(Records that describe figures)
┏━━

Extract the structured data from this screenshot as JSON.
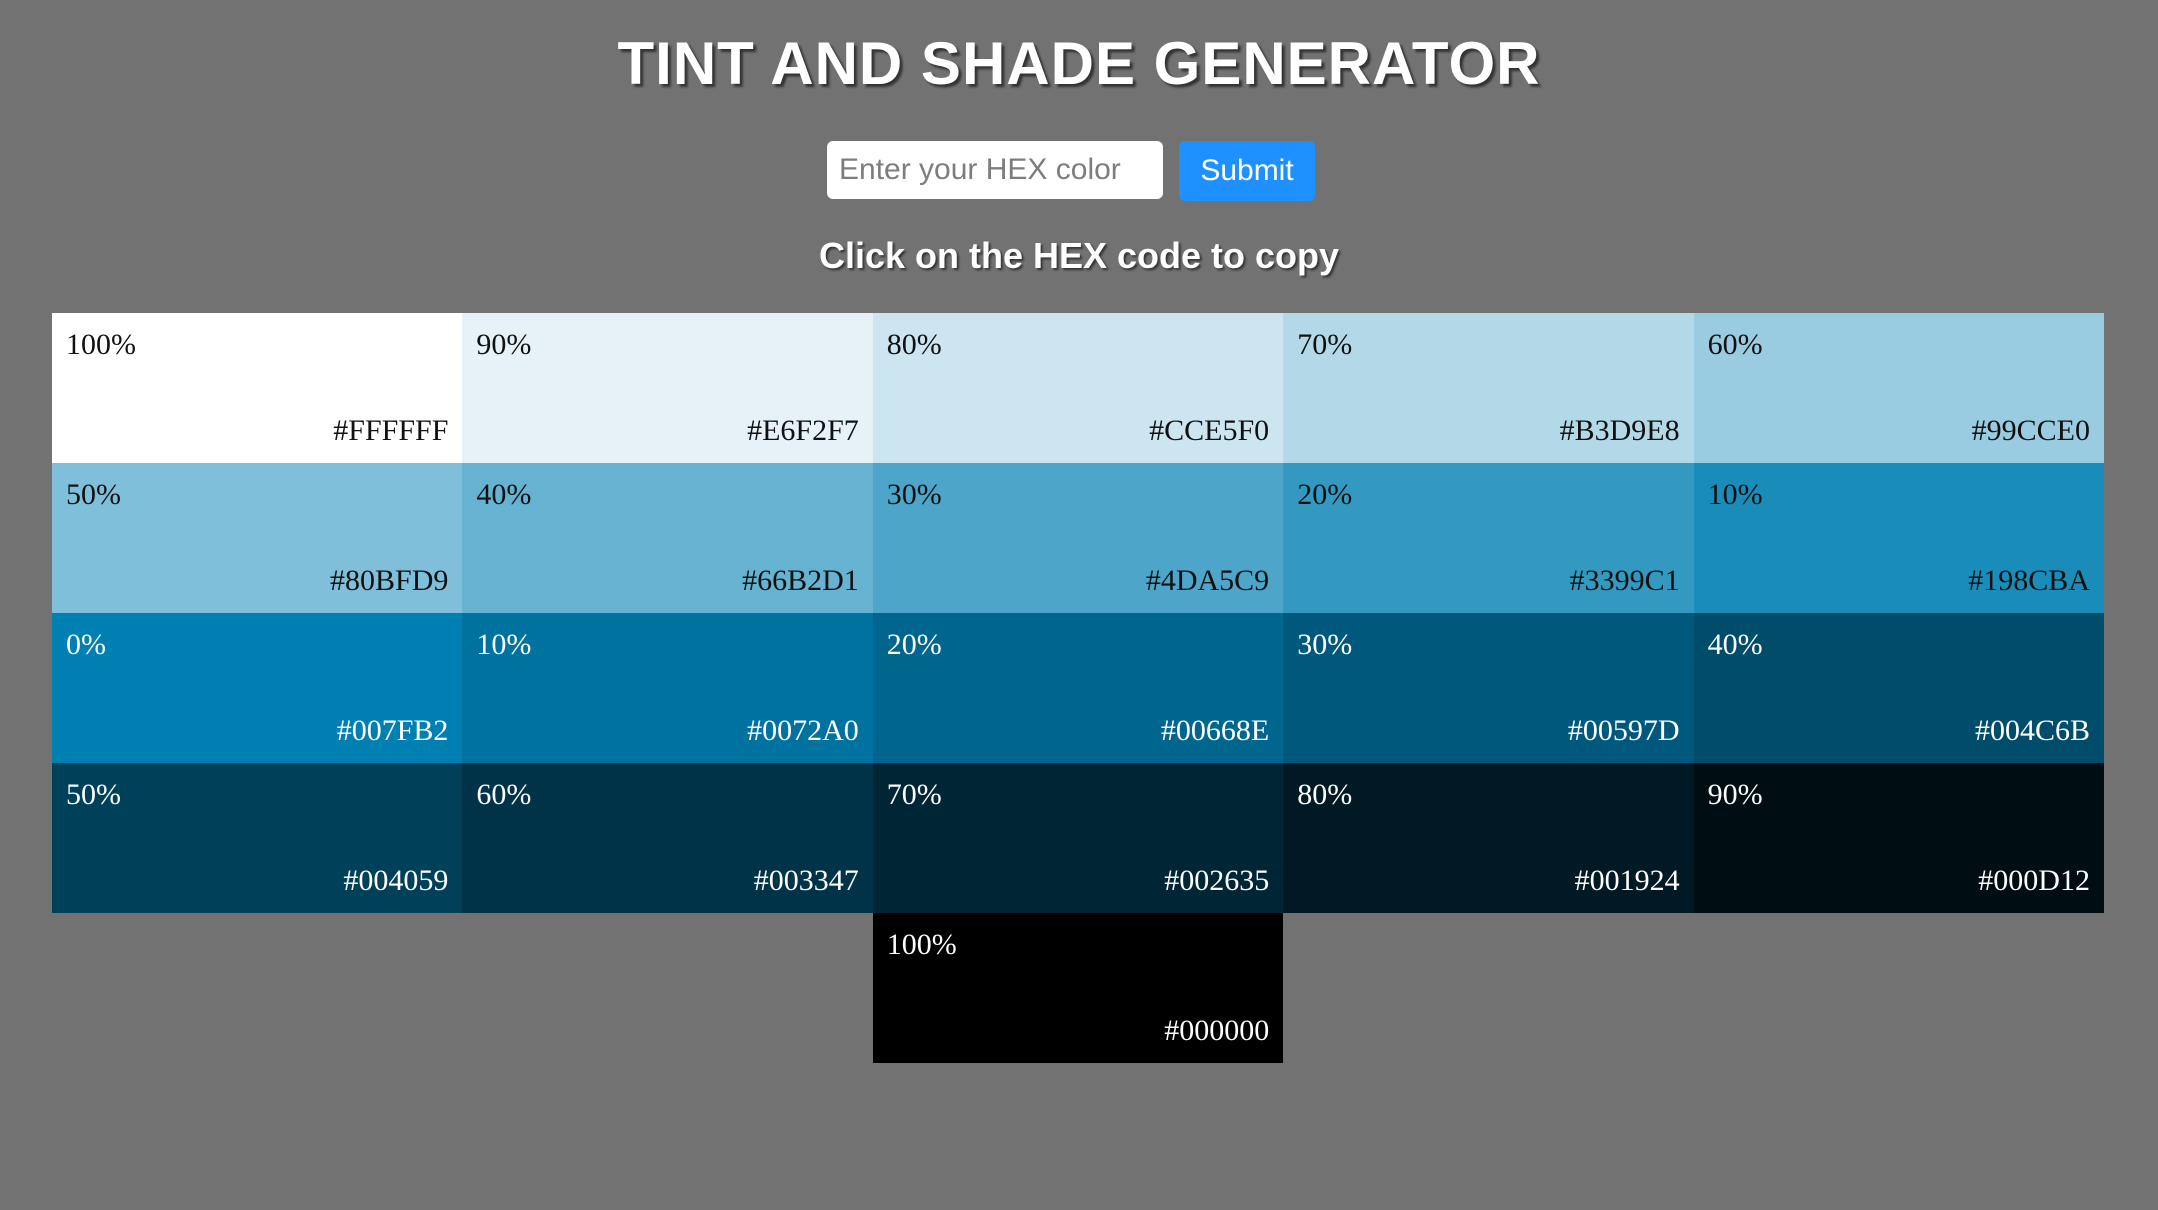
{
  "header": {
    "title": "TINT AND SHADE GENERATOR",
    "subtitle": "Click on the HEX code to copy"
  },
  "form": {
    "input_placeholder": "Enter your HEX color",
    "input_value": "",
    "submit_label": "Submit"
  },
  "swatches": [
    {
      "percent": "100%",
      "hex": "#FFFFFF",
      "color": "#FFFFFF",
      "text_color": "#111111"
    },
    {
      "percent": "90%",
      "hex": "#E6F2F7",
      "color": "#E6F2F7",
      "text_color": "#111111"
    },
    {
      "percent": "80%",
      "hex": "#CCE5F0",
      "color": "#CCE5F0",
      "text_color": "#111111"
    },
    {
      "percent": "70%",
      "hex": "#B3D9E8",
      "color": "#B3D9E8",
      "text_color": "#111111"
    },
    {
      "percent": "60%",
      "hex": "#99CCE0",
      "color": "#99CCE0",
      "text_color": "#111111"
    },
    {
      "percent": "50%",
      "hex": "#80BFD9",
      "color": "#80BFD9",
      "text_color": "#111111"
    },
    {
      "percent": "40%",
      "hex": "#66B2D1",
      "color": "#66B2D1",
      "text_color": "#111111"
    },
    {
      "percent": "30%",
      "hex": "#4DA5C9",
      "color": "#4DA5C9",
      "text_color": "#111111"
    },
    {
      "percent": "20%",
      "hex": "#3399C1",
      "color": "#3399C1",
      "text_color": "#111111"
    },
    {
      "percent": "10%",
      "hex": "#198CBA",
      "color": "#198CBA",
      "text_color": "#111111"
    },
    {
      "percent": "0%",
      "hex": "#007FB2",
      "color": "#007FB2",
      "text_color": "#FFFFFF"
    },
    {
      "percent": "10%",
      "hex": "#0072A0",
      "color": "#0072A0",
      "text_color": "#FFFFFF"
    },
    {
      "percent": "20%",
      "hex": "#00668E",
      "color": "#00668E",
      "text_color": "#FFFFFF"
    },
    {
      "percent": "30%",
      "hex": "#00597D",
      "color": "#00597D",
      "text_color": "#FFFFFF"
    },
    {
      "percent": "40%",
      "hex": "#004C6B",
      "color": "#004C6B",
      "text_color": "#FFFFFF"
    },
    {
      "percent": "50%",
      "hex": "#004059",
      "color": "#004059",
      "text_color": "#FFFFFF"
    },
    {
      "percent": "60%",
      "hex": "#003347",
      "color": "#003347",
      "text_color": "#FFFFFF"
    },
    {
      "percent": "70%",
      "hex": "#002635",
      "color": "#002635",
      "text_color": "#FFFFFF"
    },
    {
      "percent": "80%",
      "hex": "#001924",
      "color": "#001924",
      "text_color": "#FFFFFF"
    },
    {
      "percent": "90%",
      "hex": "#000D12",
      "color": "#000D12",
      "text_color": "#FFFFFF"
    },
    {
      "percent": "100%",
      "hex": "#000000",
      "color": "#000000",
      "text_color": "#FFFFFF"
    }
  ]
}
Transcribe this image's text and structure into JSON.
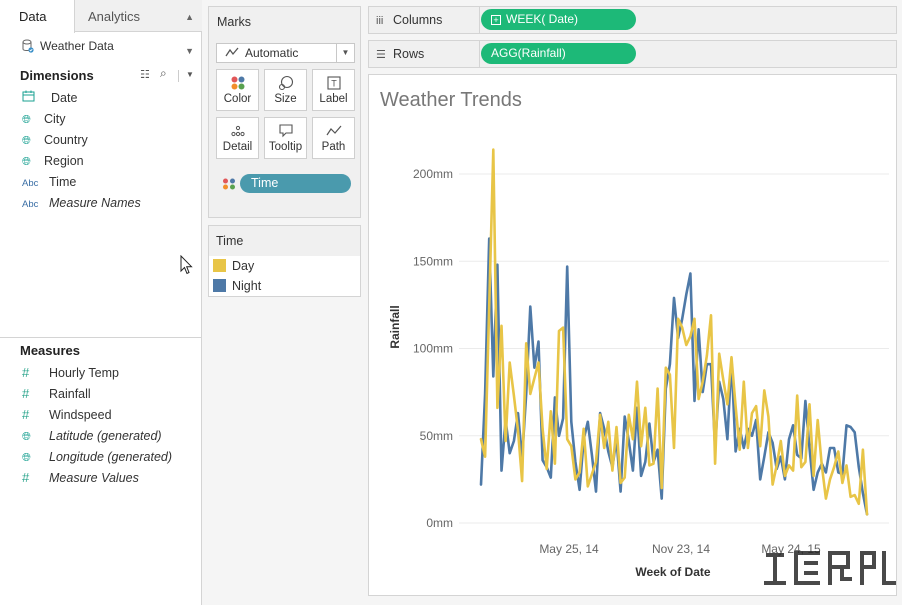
{
  "tabs": {
    "data": "Data",
    "analytics": "Analytics"
  },
  "datasource": "Weather Data",
  "dimensions": {
    "title": "Dimensions",
    "items": [
      {
        "icon": "date-icon",
        "label": "Date",
        "italic": false
      },
      {
        "icon": "globe-icon",
        "label": "City",
        "italic": false
      },
      {
        "icon": "globe-icon",
        "label": "Country",
        "italic": false
      },
      {
        "icon": "globe-icon",
        "label": "Region",
        "italic": false
      },
      {
        "icon": "abc-icon",
        "label": "Time",
        "italic": false
      },
      {
        "icon": "abc-icon",
        "label": "Measure Names",
        "italic": true
      }
    ]
  },
  "measures": {
    "title": "Measures",
    "items": [
      {
        "icon": "hash-icon",
        "label": "Hourly Temp",
        "italic": false
      },
      {
        "icon": "hash-icon",
        "label": "Rainfall",
        "italic": false
      },
      {
        "icon": "hash-icon",
        "label": "Windspeed",
        "italic": false
      },
      {
        "icon": "globe-icon",
        "label": "Latitude (generated)",
        "italic": true
      },
      {
        "icon": "globe-icon",
        "label": "Longitude (generated)",
        "italic": true
      },
      {
        "icon": "hash-icon",
        "label": "Measure Values",
        "italic": true
      }
    ]
  },
  "marks": {
    "title": "Marks",
    "type": "Automatic",
    "buttons": {
      "color": "Color",
      "size": "Size",
      "label": "Label",
      "detail": "Detail",
      "tooltip": "Tooltip",
      "path": "Path"
    },
    "pill": "Time"
  },
  "legend": {
    "title": "Time",
    "items": [
      {
        "label": "Day",
        "color": "#e8c547"
      },
      {
        "label": "Night",
        "color": "#4e79a7"
      }
    ]
  },
  "shelves": {
    "columns_label": "Columns",
    "columns_pill": "WEEK( Date)",
    "rows_label": "Rows",
    "rows_pill": "AGG(Rainfall)"
  },
  "colors": {
    "pill_green": "#1db978",
    "pill_teal": "#4a9aad",
    "day": "#e8c547",
    "night": "#4e79a7"
  },
  "chart_data": {
    "type": "line",
    "title": "Weather Trends",
    "xlabel": "Week of Date",
    "ylabel": "Rainfall",
    "y_ticks": [
      "0mm",
      "50mm",
      "100mm",
      "150mm",
      "200mm"
    ],
    "x_ticks": [
      "May 25, 14",
      "Nov 23, 14",
      "May 24, 15"
    ],
    "ylim": [
      0,
      225
    ],
    "grid": true,
    "series": [
      {
        "name": "Day",
        "color": "#e8c547",
        "values": [
          48,
          38,
          124,
          214,
          66,
          113,
          47,
          92,
          73,
          53,
          24,
          103,
          74,
          83,
          92,
          54,
          31,
          64,
          34,
          110,
          112,
          48,
          44,
          25,
          29,
          54,
          21,
          28,
          35,
          62,
          43,
          58,
          30,
          55,
          23,
          26,
          62,
          48,
          81,
          44,
          66,
          33,
          34,
          77,
          20,
          89,
          85,
          43,
          117,
          112,
          102,
          107,
          117,
          71,
          81,
          96,
          119,
          34,
          97,
          82,
          68,
          95,
          67,
          42,
          81,
          43,
          63,
          67,
          44,
          76,
          61,
          22,
          33,
          47,
          27,
          33,
          30,
          73,
          32,
          35,
          68,
          27,
          59,
          33,
          14,
          25,
          32,
          41,
          23,
          33,
          15,
          16,
          11,
          42,
          5
        ]
      },
      {
        "name": "Night",
        "color": "#4e79a7",
        "values": [
          22,
          74,
          163,
          84,
          148,
          30,
          59,
          40,
          47,
          63,
          37,
          74,
          124,
          89,
          104,
          36,
          32,
          26,
          72,
          50,
          60,
          147,
          58,
          35,
          19,
          48,
          58,
          39,
          18,
          63,
          54,
          41,
          32,
          48,
          18,
          61,
          47,
          30,
          66,
          27,
          35,
          57,
          35,
          42,
          14,
          77,
          91,
          129,
          106,
          117,
          131,
          143,
          70,
          111,
          75,
          91,
          91,
          43,
          81,
          71,
          48,
          94,
          41,
          54,
          43,
          54,
          50,
          59,
          25,
          38,
          52,
          46,
          31,
          38,
          25,
          48,
          56,
          39,
          37,
          70,
          43,
          19,
          29,
          34,
          29,
          43,
          43,
          29,
          28,
          56,
          55,
          52,
          32,
          17,
          5
        ]
      }
    ]
  }
}
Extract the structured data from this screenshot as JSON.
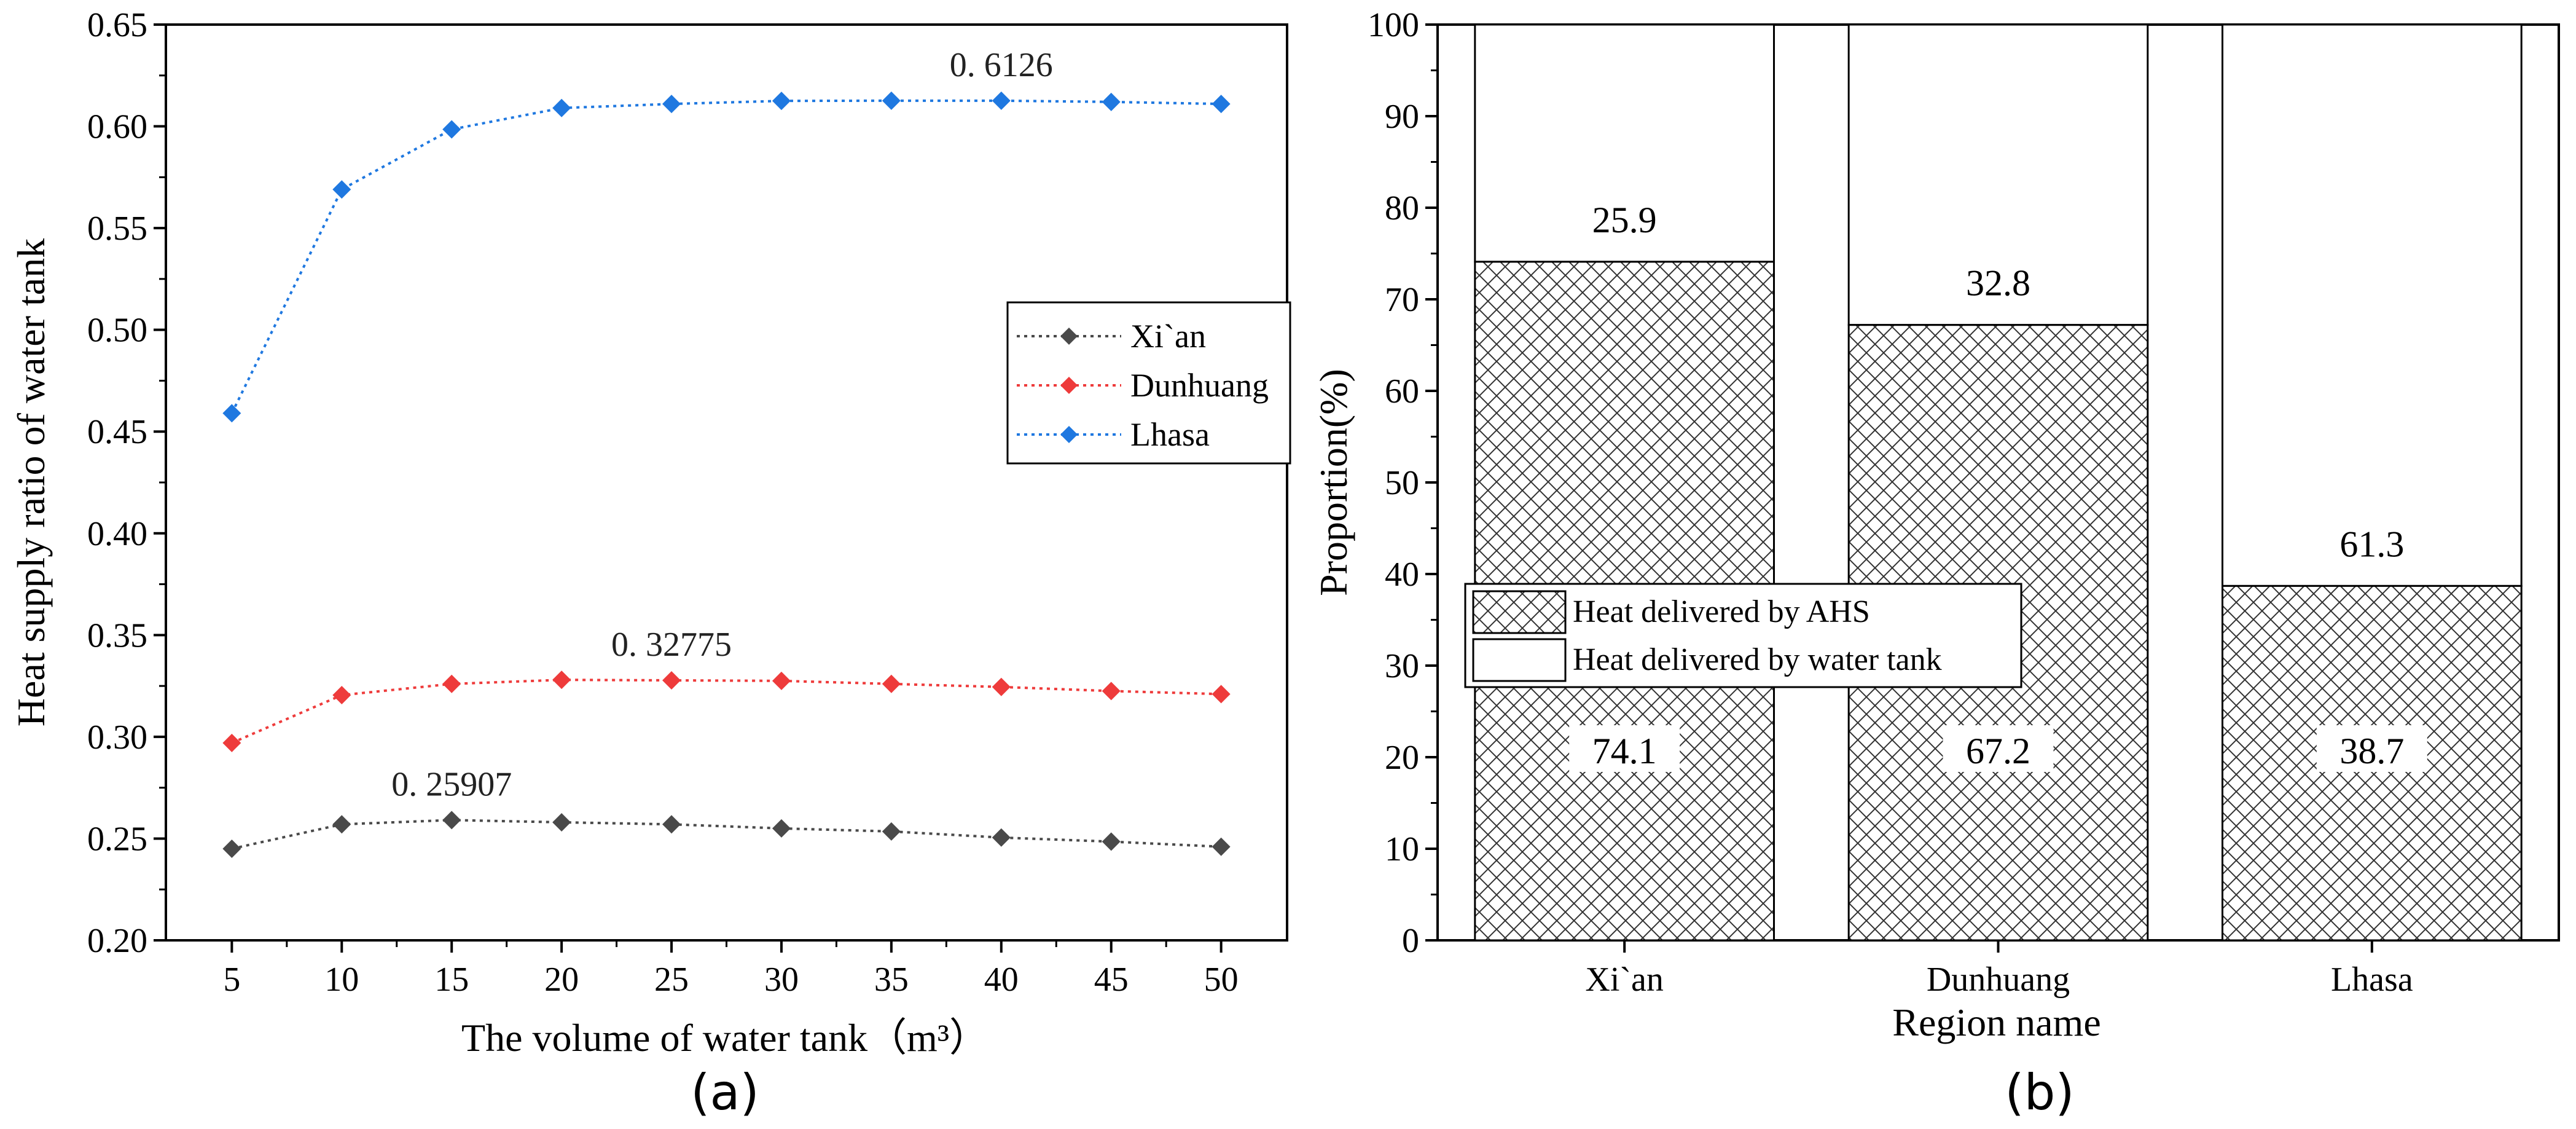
{
  "chart_data": [
    {
      "type": "line",
      "panel_label": "(a)",
      "xlabel": "The volume of water tank（m³）",
      "ylabel": "Heat supply ratio of water tank",
      "x": [
        5,
        10,
        15,
        20,
        25,
        30,
        35,
        40,
        45,
        50
      ],
      "x_tick_labels": [
        "5",
        "10",
        "15",
        "20",
        "25",
        "30",
        "35",
        "40",
        "45",
        "50"
      ],
      "xlim": [
        2,
        53
      ],
      "ylim": [
        0.2,
        0.65
      ],
      "y_ticks": [
        0.2,
        0.25,
        0.3,
        0.35,
        0.4,
        0.45,
        0.5,
        0.55,
        0.6,
        0.65
      ],
      "y_tick_labels": [
        "0.20",
        "0.25",
        "0.30",
        "0.35",
        "0.40",
        "0.45",
        "0.50",
        "0.55",
        "0.60",
        "0.65"
      ],
      "grid": false,
      "legend_position": "right-middle",
      "series": [
        {
          "name": "Xi`an",
          "color": "#4a4a4a",
          "values": [
            0.245,
            0.257,
            0.2591,
            0.258,
            0.257,
            0.255,
            0.2535,
            0.2505,
            0.2485,
            0.246
          ]
        },
        {
          "name": "Dunhuang",
          "color": "#ee3b3b",
          "values": [
            0.297,
            0.3205,
            0.326,
            0.328,
            0.32775,
            0.3275,
            0.326,
            0.3245,
            0.3225,
            0.321
          ]
        },
        {
          "name": "Lhasa",
          "color": "#1f78e0",
          "values": [
            0.459,
            0.569,
            0.5985,
            0.609,
            0.611,
            0.6125,
            0.6126,
            0.6126,
            0.612,
            0.611
          ]
        }
      ],
      "annotations": [
        {
          "text": "0. 25907",
          "series": "Xi`an",
          "x": 15,
          "y": 0.25907
        },
        {
          "text": "0. 32775",
          "series": "Dunhuang",
          "x": 25,
          "y": 0.32775
        },
        {
          "text": "0. 6126",
          "series": "Lhasa",
          "x": 40,
          "y": 0.6126
        }
      ]
    },
    {
      "type": "bar",
      "stacked": true,
      "panel_label": "(b)",
      "xlabel": "Region name",
      "ylabel": "Proportion(%)",
      "categories": [
        "Xi`an",
        "Dunhuang",
        "Lhasa"
      ],
      "ylim": [
        0,
        100
      ],
      "y_ticks": [
        0,
        10,
        20,
        30,
        40,
        50,
        60,
        70,
        80,
        90,
        100
      ],
      "y_tick_labels": [
        "0",
        "10",
        "20",
        "30",
        "40",
        "50",
        "60",
        "70",
        "80",
        "90",
        "100"
      ],
      "grid": false,
      "legend_position": "left-middle",
      "series": [
        {
          "name": "Heat delivered by AHS",
          "pattern": "crosshatch",
          "values": [
            74.1,
            67.2,
            38.7
          ],
          "labels": [
            "74.1",
            "67.2",
            "38.7"
          ]
        },
        {
          "name": "Heat delivered by water tank",
          "pattern": "none",
          "values": [
            25.9,
            32.8,
            61.3
          ],
          "labels": [
            "25.9",
            "32.8",
            "61.3"
          ]
        }
      ]
    }
  ]
}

┗━━

◆ **The task**
Output a single number: how many lines contain the word "Dunhuang".

◆ **Response**
3